(Items from a figure collection)
[Start]
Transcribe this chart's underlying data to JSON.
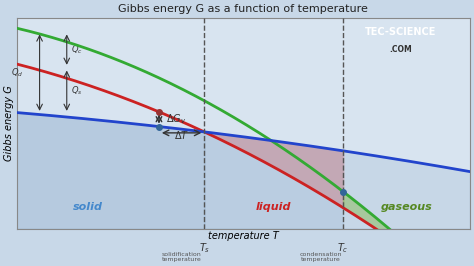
{
  "title": "Gibbs energy G as a function of temperature",
  "xlabel": "temperature T",
  "ylabel": "Gibbs energy G",
  "background_color": "#d8e4f0",
  "grid_color": "#b0b8c8",
  "x_range": [
    0,
    10
  ],
  "y_range": [
    0,
    10
  ],
  "Ts": 3.5,
  "Tc": 7.2,
  "solid_color": "#a8c0d8",
  "solid_label": "solid",
  "solid_label_color": "#4488cc",
  "liquid_color": "#e07070",
  "liquid_label": "liquid",
  "liquid_label_color": "#cc2222",
  "gaseous_color": "#88bb55",
  "gaseous_label": "gaseous",
  "gaseous_label_color": "#558822",
  "green_line_color": "#33aa33",
  "red_line_color": "#cc2222",
  "blue_line_color": "#2244cc",
  "line_width": 2.0,
  "annotation_color": "#333333",
  "dot_color": "#993333",
  "dot_color2": "#336699"
}
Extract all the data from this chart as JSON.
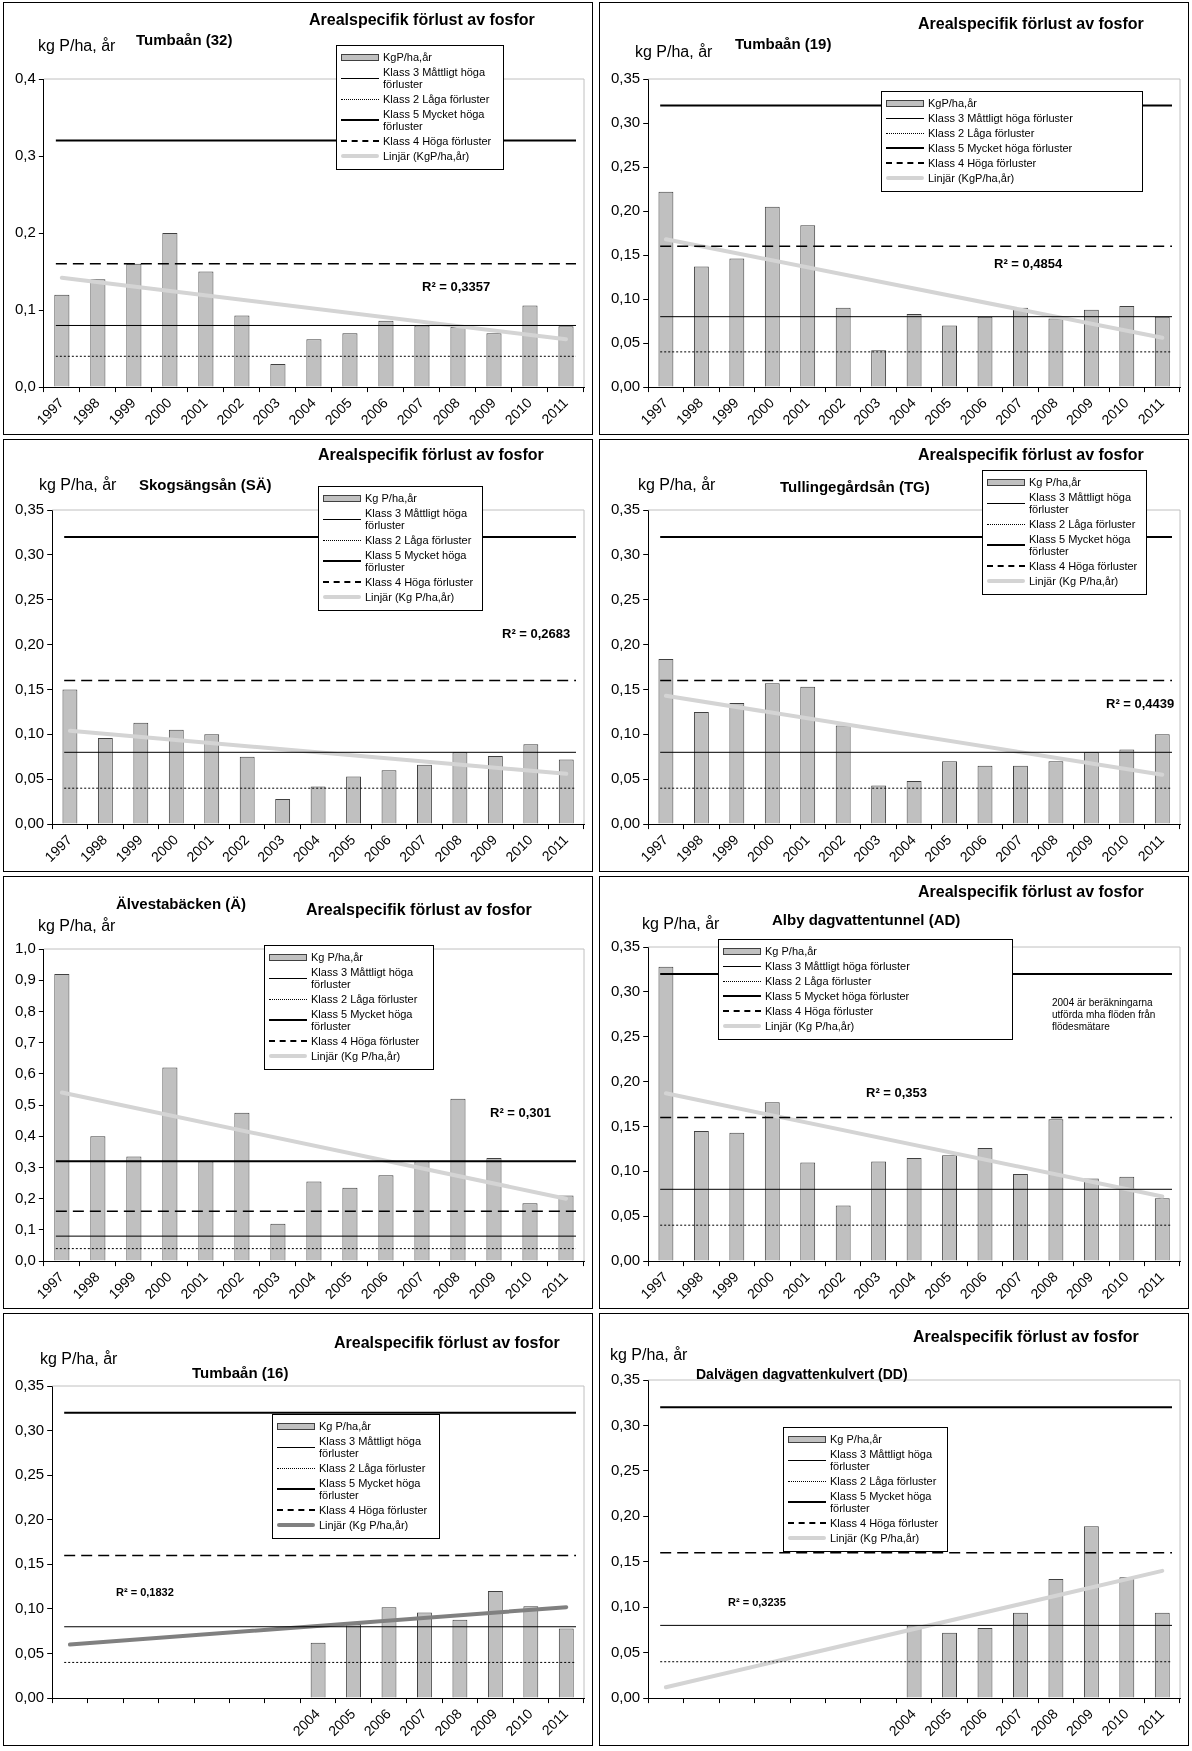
{
  "chart_data": [
    {
      "type": "bar",
      "title": "Arealspecifik förlust av fosfor",
      "subtitle": "Tumbaån (32)",
      "ylabel": "kg P/ha, år",
      "categories": [
        "1997",
        "1998",
        "1999",
        "2000",
        "2001",
        "2002",
        "2003",
        "2004",
        "2005",
        "2006",
        "2007",
        "2008",
        "2009",
        "2010",
        "2011"
      ],
      "series": [
        {
          "name": "KgP/ha,år",
          "color": "#c0c0c0",
          "values": [
            0.12,
            0.14,
            0.16,
            0.2,
            0.15,
            0.093,
            0.03,
            0.062,
            0.07,
            0.086,
            0.08,
            0.078,
            0.07,
            0.106,
            0.079
          ]
        },
        {
          "name": "Linjär (KgP/ha,år)",
          "type": "line",
          "color": "#d4d4d4",
          "values": [
            0.142,
            null,
            null,
            null,
            null,
            null,
            null,
            null,
            null,
            null,
            null,
            null,
            null,
            null,
            0.062
          ]
        }
      ],
      "ylim": [
        0,
        0.4
      ],
      "yticks": [
        {
          "value": 0,
          "label": "0,0"
        },
        {
          "value": 0.1,
          "label": "0,1"
        },
        {
          "value": 0.2,
          "label": "0,2"
        },
        {
          "value": 0.3,
          "label": "0,3"
        },
        {
          "value": 0.4,
          "label": "0,4"
        }
      ],
      "ref_lines": [
        {
          "axis": "y",
          "value": 0.08,
          "label": "Klass 3 Måttligt höga förluster",
          "color": "#000000",
          "line_style": "solid"
        },
        {
          "axis": "y",
          "value": 0.04,
          "label": "Klass 2 Låga förluster",
          "color": "#000000",
          "line_style": "dotted"
        },
        {
          "axis": "y",
          "value": 0.32,
          "label": "Klass 5 Mycket höga förluster",
          "color": "#000000",
          "line_style": "solid"
        },
        {
          "axis": "y",
          "value": 0.16,
          "label": "Klass 4 Höga förluster",
          "color": "#000000",
          "line_style": "dashed"
        }
      ],
      "annotations": [
        "R² = 0,3357"
      ],
      "legend": "top"
    },
    {
      "type": "bar",
      "title": "Arealspecifik förlust av fosfor",
      "subtitle": "Tumbaån (19)",
      "ylabel": "kg P/ha, år",
      "categories": [
        "1997",
        "1998",
        "1999",
        "2000",
        "2001",
        "2002",
        "2003",
        "2004",
        "2005",
        "2006",
        "2007",
        "2008",
        "2009",
        "2010",
        "2011"
      ],
      "series": [
        {
          "name": "KgP/ha,år",
          "color": "#c0c0c0",
          "values": [
            0.222,
            0.137,
            0.146,
            0.205,
            0.184,
            0.09,
            0.042,
            0.083,
            0.07,
            0.08,
            0.09,
            0.078,
            0.088,
            0.092,
            0.08
          ]
        },
        {
          "name": "Linjär (KgP/ha,år)",
          "type": "line",
          "color": "#d4d4d4",
          "values": [
            0.168,
            null,
            null,
            null,
            null,
            null,
            null,
            null,
            null,
            null,
            null,
            null,
            null,
            null,
            0.056
          ]
        }
      ],
      "ylim": [
        0,
        0.35
      ],
      "yticks": [
        {
          "value": 0,
          "label": "0,00"
        },
        {
          "value": 0.05,
          "label": "0,05"
        },
        {
          "value": 0.1,
          "label": "0,10"
        },
        {
          "value": 0.15,
          "label": "0,15"
        },
        {
          "value": 0.2,
          "label": "0,20"
        },
        {
          "value": 0.25,
          "label": "0,25"
        },
        {
          "value": 0.3,
          "label": "0,30"
        },
        {
          "value": 0.35,
          "label": "0,35"
        }
      ],
      "ref_lines": [
        {
          "axis": "y",
          "value": 0.08,
          "label": "Klass 3 Måttligt höga förluster",
          "color": "#000000",
          "line_style": "solid"
        },
        {
          "axis": "y",
          "value": 0.04,
          "label": "Klass 2 Låga förluster",
          "color": "#000000",
          "line_style": "dotted"
        },
        {
          "axis": "y",
          "value": 0.32,
          "label": "Klass 5 Mycket höga förluster",
          "color": "#000000",
          "line_style": "solid"
        },
        {
          "axis": "y",
          "value": 0.16,
          "label": "Klass 4 Höga förluster",
          "color": "#000000",
          "line_style": "dashed"
        }
      ],
      "annotations": [
        "R² = 0,4854"
      ],
      "legend": "top"
    },
    {
      "type": "bar",
      "title": "Arealspecifik förlust av fosfor",
      "subtitle": "Skogsängsån (SÄ)",
      "ylabel": "kg P/ha, år",
      "categories": [
        "1997",
        "1998",
        "1999",
        "2000",
        "2001",
        "2002",
        "2003",
        "2004",
        "2005",
        "2006",
        "2007",
        "2008",
        "2009",
        "2010",
        "2011"
      ],
      "series": [
        {
          "name": "Kg P/ha,år",
          "color": "#c0c0c0",
          "values": [
            0.15,
            0.096,
            0.113,
            0.105,
            0.1,
            0.075,
            0.028,
            0.042,
            0.053,
            0.06,
            0.066,
            0.08,
            0.076,
            0.089,
            0.072
          ]
        },
        {
          "name": "Linjär (Kg P/ha,år)",
          "type": "line",
          "color": "#d4d4d4",
          "values": [
            0.104,
            null,
            null,
            null,
            null,
            null,
            null,
            null,
            null,
            null,
            null,
            null,
            null,
            null,
            0.056
          ]
        }
      ],
      "ylim": [
        0,
        0.35
      ],
      "yticks": [
        {
          "value": 0,
          "label": "0,00"
        },
        {
          "value": 0.05,
          "label": "0,05"
        },
        {
          "value": 0.1,
          "label": "0,10"
        },
        {
          "value": 0.15,
          "label": "0,15"
        },
        {
          "value": 0.2,
          "label": "0,20"
        },
        {
          "value": 0.25,
          "label": "0,25"
        },
        {
          "value": 0.3,
          "label": "0,30"
        },
        {
          "value": 0.35,
          "label": "0,35"
        }
      ],
      "ref_lines": [
        {
          "axis": "y",
          "value": 0.08,
          "label": "Klass 3 Måttligt höga förluster",
          "color": "#000000",
          "line_style": "solid"
        },
        {
          "axis": "y",
          "value": 0.04,
          "label": "Klass 2 Låga förluster",
          "color": "#000000",
          "line_style": "dotted"
        },
        {
          "axis": "y",
          "value": 0.32,
          "label": "Klass 5 Mycket höga förluster",
          "color": "#000000",
          "line_style": "solid"
        },
        {
          "axis": "y",
          "value": 0.16,
          "label": "Klass 4 Höga förluster",
          "color": "#000000",
          "line_style": "dashed"
        }
      ],
      "annotations": [
        "R² = 0,2683"
      ],
      "legend": "top"
    },
    {
      "type": "bar",
      "title": "Arealspecifik förlust av fosfor",
      "subtitle": "Tullingegårdsån (TG)",
      "ylabel": "kg P/ha, år",
      "categories": [
        "1997",
        "1998",
        "1999",
        "2000",
        "2001",
        "2002",
        "2003",
        "2004",
        "2005",
        "2006",
        "2007",
        "2008",
        "2009",
        "2010",
        "2011"
      ],
      "series": [
        {
          "name": "Kg P/ha,år",
          "color": "#c0c0c0",
          "values": [
            0.184,
            0.125,
            0.135,
            0.157,
            0.153,
            0.11,
            0.043,
            0.048,
            0.07,
            0.065,
            0.065,
            0.07,
            0.08,
            0.083,
            0.1
          ]
        },
        {
          "name": "Linjär (Kg P/ha,år)",
          "type": "line",
          "color": "#d4d4d4",
          "values": [
            0.143,
            null,
            null,
            null,
            null,
            null,
            null,
            null,
            null,
            null,
            null,
            null,
            null,
            null,
            0.055
          ]
        }
      ],
      "ylim": [
        0,
        0.35
      ],
      "yticks": [
        {
          "value": 0,
          "label": "0,00"
        },
        {
          "value": 0.05,
          "label": "0,05"
        },
        {
          "value": 0.1,
          "label": "0,10"
        },
        {
          "value": 0.15,
          "label": "0,15"
        },
        {
          "value": 0.2,
          "label": "0,20"
        },
        {
          "value": 0.25,
          "label": "0,25"
        },
        {
          "value": 0.3,
          "label": "0,30"
        },
        {
          "value": 0.35,
          "label": "0,35"
        }
      ],
      "ref_lines": [
        {
          "axis": "y",
          "value": 0.08,
          "label": "Klass 3 Måttligt höga förluster",
          "color": "#000000",
          "line_style": "solid"
        },
        {
          "axis": "y",
          "value": 0.04,
          "label": "Klass 2 Låga förluster",
          "color": "#000000",
          "line_style": "dotted"
        },
        {
          "axis": "y",
          "value": 0.32,
          "label": "Klass 5 Mycket höga förluster",
          "color": "#000000",
          "line_style": "solid"
        },
        {
          "axis": "y",
          "value": 0.16,
          "label": "Klass 4 Höga förluster",
          "color": "#000000",
          "line_style": "dashed"
        }
      ],
      "annotations": [
        "R² = 0,4439"
      ],
      "legend": "top right"
    },
    {
      "type": "bar",
      "title": "Arealspecifik förlust av fosfor",
      "subtitle": "Älvestabäcken (Ä)",
      "ylabel": "kg P/ha, år",
      "categories": [
        "1997",
        "1998",
        "1999",
        "2000",
        "2001",
        "2002",
        "2003",
        "2004",
        "2005",
        "2006",
        "2007",
        "2008",
        "2009",
        "2010",
        "2011"
      ],
      "series": [
        {
          "name": "Kg P/ha,år",
          "color": "#c0c0c0",
          "values": [
            0.92,
            0.4,
            0.335,
            0.62,
            0.32,
            0.475,
            0.12,
            0.255,
            0.235,
            0.275,
            0.32,
            0.52,
            0.33,
            0.185,
            0.21
          ]
        },
        {
          "name": "Linjär (Kg P/ha,år)",
          "type": "line",
          "color": "#d4d4d4",
          "values": [
            0.54,
            null,
            null,
            null,
            null,
            null,
            null,
            null,
            null,
            null,
            null,
            null,
            null,
            null,
            0.2
          ]
        }
      ],
      "ylim": [
        0,
        1
      ],
      "yticks": [
        {
          "value": 0,
          "label": "0,0"
        },
        {
          "value": 0.1,
          "label": "0,1"
        },
        {
          "value": 0.2,
          "label": "0,2"
        },
        {
          "value": 0.3,
          "label": "0,3"
        },
        {
          "value": 0.4,
          "label": "0,4"
        },
        {
          "value": 0.5,
          "label": "0,5"
        },
        {
          "value": 0.6,
          "label": "0,6"
        },
        {
          "value": 0.7,
          "label": "0,7"
        },
        {
          "value": 0.8,
          "label": "0,8"
        },
        {
          "value": 0.9,
          "label": "0,9"
        },
        {
          "value": 1,
          "label": "1,0"
        }
      ],
      "ref_lines": [
        {
          "axis": "y",
          "value": 0.08,
          "label": "Klass 3 Måttligt höga förluster",
          "color": "#000000",
          "line_style": "solid"
        },
        {
          "axis": "y",
          "value": 0.04,
          "label": "Klass 2 Låga förluster",
          "color": "#000000",
          "line_style": "dotted"
        },
        {
          "axis": "y",
          "value": 0.32,
          "label": "Klass 5 Mycket höga förluster",
          "color": "#000000",
          "line_style": "solid"
        },
        {
          "axis": "y",
          "value": 0.16,
          "label": "Klass 4 Höga förluster",
          "color": "#000000",
          "line_style": "dashed"
        }
      ],
      "annotations": [
        "R² = 0,301"
      ],
      "legend": "top"
    },
    {
      "type": "bar",
      "title": "Arealspecifik förlust av fosfor",
      "subtitle": "Alby dagvattentunnel (AD)",
      "ylabel": "kg P/ha, år",
      "categories": [
        "1997",
        "1998",
        "1999",
        "2000",
        "2001",
        "2002",
        "2003",
        "2004",
        "2005",
        "2006",
        "2007",
        "2008",
        "2009",
        "2010",
        "2011"
      ],
      "series": [
        {
          "name": "Kg P/ha,år",
          "color": "#c0c0c0",
          "values": [
            0.328,
            0.145,
            0.143,
            0.177,
            0.11,
            0.062,
            0.111,
            0.115,
            0.118,
            0.126,
            0.097,
            0.158,
            0.092,
            0.094,
            0.07
          ]
        },
        {
          "name": "Linjär (Kg P/ha,år)",
          "type": "line",
          "color": "#d4d4d4",
          "values": [
            0.187,
            null,
            null,
            null,
            null,
            null,
            null,
            null,
            null,
            null,
            null,
            null,
            null,
            null,
            0.072
          ]
        }
      ],
      "ylim": [
        0,
        0.35
      ],
      "yticks": [
        {
          "value": 0,
          "label": "0,00"
        },
        {
          "value": 0.05,
          "label": "0,05"
        },
        {
          "value": 0.1,
          "label": "0,10"
        },
        {
          "value": 0.15,
          "label": "0,15"
        },
        {
          "value": 0.2,
          "label": "0,20"
        },
        {
          "value": 0.25,
          "label": "0,25"
        },
        {
          "value": 0.3,
          "label": "0,30"
        },
        {
          "value": 0.35,
          "label": "0,35"
        }
      ],
      "ref_lines": [
        {
          "axis": "y",
          "value": 0.08,
          "label": "Klass 3 Måttligt höga förluster",
          "color": "#000000",
          "line_style": "solid"
        },
        {
          "axis": "y",
          "value": 0.04,
          "label": "Klass 2 Låga förluster",
          "color": "#000000",
          "line_style": "dotted"
        },
        {
          "axis": "y",
          "value": 0.32,
          "label": "Klass 5 Mycket höga förluster",
          "color": "#000000",
          "line_style": "solid"
        },
        {
          "axis": "y",
          "value": 0.16,
          "label": "Klass 4 Höga förluster",
          "color": "#000000",
          "line_style": "dashed"
        }
      ],
      "annotations": [
        "R² = 0,353",
        "2004 är beräkningarna utförda mha flöden från flödesmätare"
      ],
      "legend": "top"
    },
    {
      "type": "bar",
      "title": "Arealspecifik förlust av fosfor",
      "subtitle": "Tumbaån (16)",
      "ylabel": "kg P/ha, år",
      "categories": [
        null,
        null,
        null,
        null,
        null,
        null,
        null,
        "2004",
        "2005",
        "2006",
        "2007",
        "2008",
        "2009",
        "2010",
        "2011"
      ],
      "series": [
        {
          "name": "Kg P/ha,år",
          "color": "#c0c0c0",
          "values": [
            null,
            null,
            null,
            null,
            null,
            null,
            null,
            0.062,
            0.083,
            0.102,
            0.096,
            0.088,
            0.12,
            0.103,
            0.078
          ]
        },
        {
          "name": "Linjär (Kg P/ha,år)",
          "type": "line",
          "color": "#808080",
          "values": [
            0.06,
            null,
            null,
            null,
            null,
            null,
            null,
            null,
            null,
            null,
            null,
            null,
            null,
            null,
            0.102
          ]
        }
      ],
      "ylim": [
        0,
        0.35
      ],
      "yticks": [
        {
          "value": 0,
          "label": "0,00"
        },
        {
          "value": 0.05,
          "label": "0,05"
        },
        {
          "value": 0.1,
          "label": "0,10"
        },
        {
          "value": 0.15,
          "label": "0,15"
        },
        {
          "value": 0.2,
          "label": "0,20"
        },
        {
          "value": 0.25,
          "label": "0,25"
        },
        {
          "value": 0.3,
          "label": "0,30"
        },
        {
          "value": 0.35,
          "label": "0,35"
        }
      ],
      "ref_lines": [
        {
          "axis": "y",
          "value": 0.08,
          "label": "Klass 3 Måttligt höga förluster",
          "color": "#000000",
          "line_style": "solid"
        },
        {
          "axis": "y",
          "value": 0.04,
          "label": "Klass 2 Låga förluster",
          "color": "#000000",
          "line_style": "dotted"
        },
        {
          "axis": "y",
          "value": 0.32,
          "label": "Klass 5 Mycket höga förluster",
          "color": "#000000",
          "line_style": "solid"
        },
        {
          "axis": "y",
          "value": 0.16,
          "label": "Klass 4 Höga förluster",
          "color": "#000000",
          "line_style": "dashed"
        }
      ],
      "annotations": [
        "R² = 0,1832"
      ],
      "legend": "top"
    },
    {
      "type": "bar",
      "title": "Arealspecifik förlust av fosfor",
      "subtitle": "Dalvägen dagvattenkulvert (DD)",
      "ylabel": "kg P/ha, år",
      "categories": [
        null,
        null,
        null,
        null,
        null,
        null,
        null,
        "2004",
        "2005",
        "2006",
        "2007",
        "2008",
        "2009",
        "2010",
        "2011"
      ],
      "series": [
        {
          "name": "Kg P/ha,år",
          "color": "#c0c0c0",
          "values": [
            null,
            null,
            null,
            null,
            null,
            null,
            null,
            0.08,
            0.072,
            0.077,
            0.094,
            0.131,
            0.189,
            0.133,
            0.094
          ]
        },
        {
          "name": "Linjär (Kg P/ha,år)",
          "type": "line",
          "color": "#d4d4d4",
          "values": [
            0.012,
            null,
            null,
            null,
            null,
            null,
            null,
            null,
            null,
            null,
            null,
            null,
            null,
            null,
            0.14
          ]
        }
      ],
      "ylim": [
        0,
        0.35
      ],
      "yticks": [
        {
          "value": 0,
          "label": "0,00"
        },
        {
          "value": 0.05,
          "label": "0,05"
        },
        {
          "value": 0.1,
          "label": "0,10"
        },
        {
          "value": 0.15,
          "label": "0,15"
        },
        {
          "value": 0.2,
          "label": "0,20"
        },
        {
          "value": 0.25,
          "label": "0,25"
        },
        {
          "value": 0.3,
          "label": "0,30"
        },
        {
          "value": 0.35,
          "label": "0,35"
        }
      ],
      "ref_lines": [
        {
          "axis": "y",
          "value": 0.08,
          "label": "Klass 3 Måttligt höga förluster",
          "color": "#000000",
          "line_style": "solid"
        },
        {
          "axis": "y",
          "value": 0.04,
          "label": "Klass 2 Låga förluster",
          "color": "#000000",
          "line_style": "dotted"
        },
        {
          "axis": "y",
          "value": 0.32,
          "label": "Klass 5 Mycket höga förluster",
          "color": "#000000",
          "line_style": "solid"
        },
        {
          "axis": "y",
          "value": 0.16,
          "label": "Klass 4 Höga förluster",
          "color": "#000000",
          "line_style": "dashed"
        }
      ],
      "annotations": [
        "R² = 0,3235"
      ],
      "legend": "top"
    }
  ]
}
[End]
Problem: Find each line holding the string "this" and copy it out.

Output:
Transcribe this chart's underlying data to JSON.
Extract all the data from this chart as JSON.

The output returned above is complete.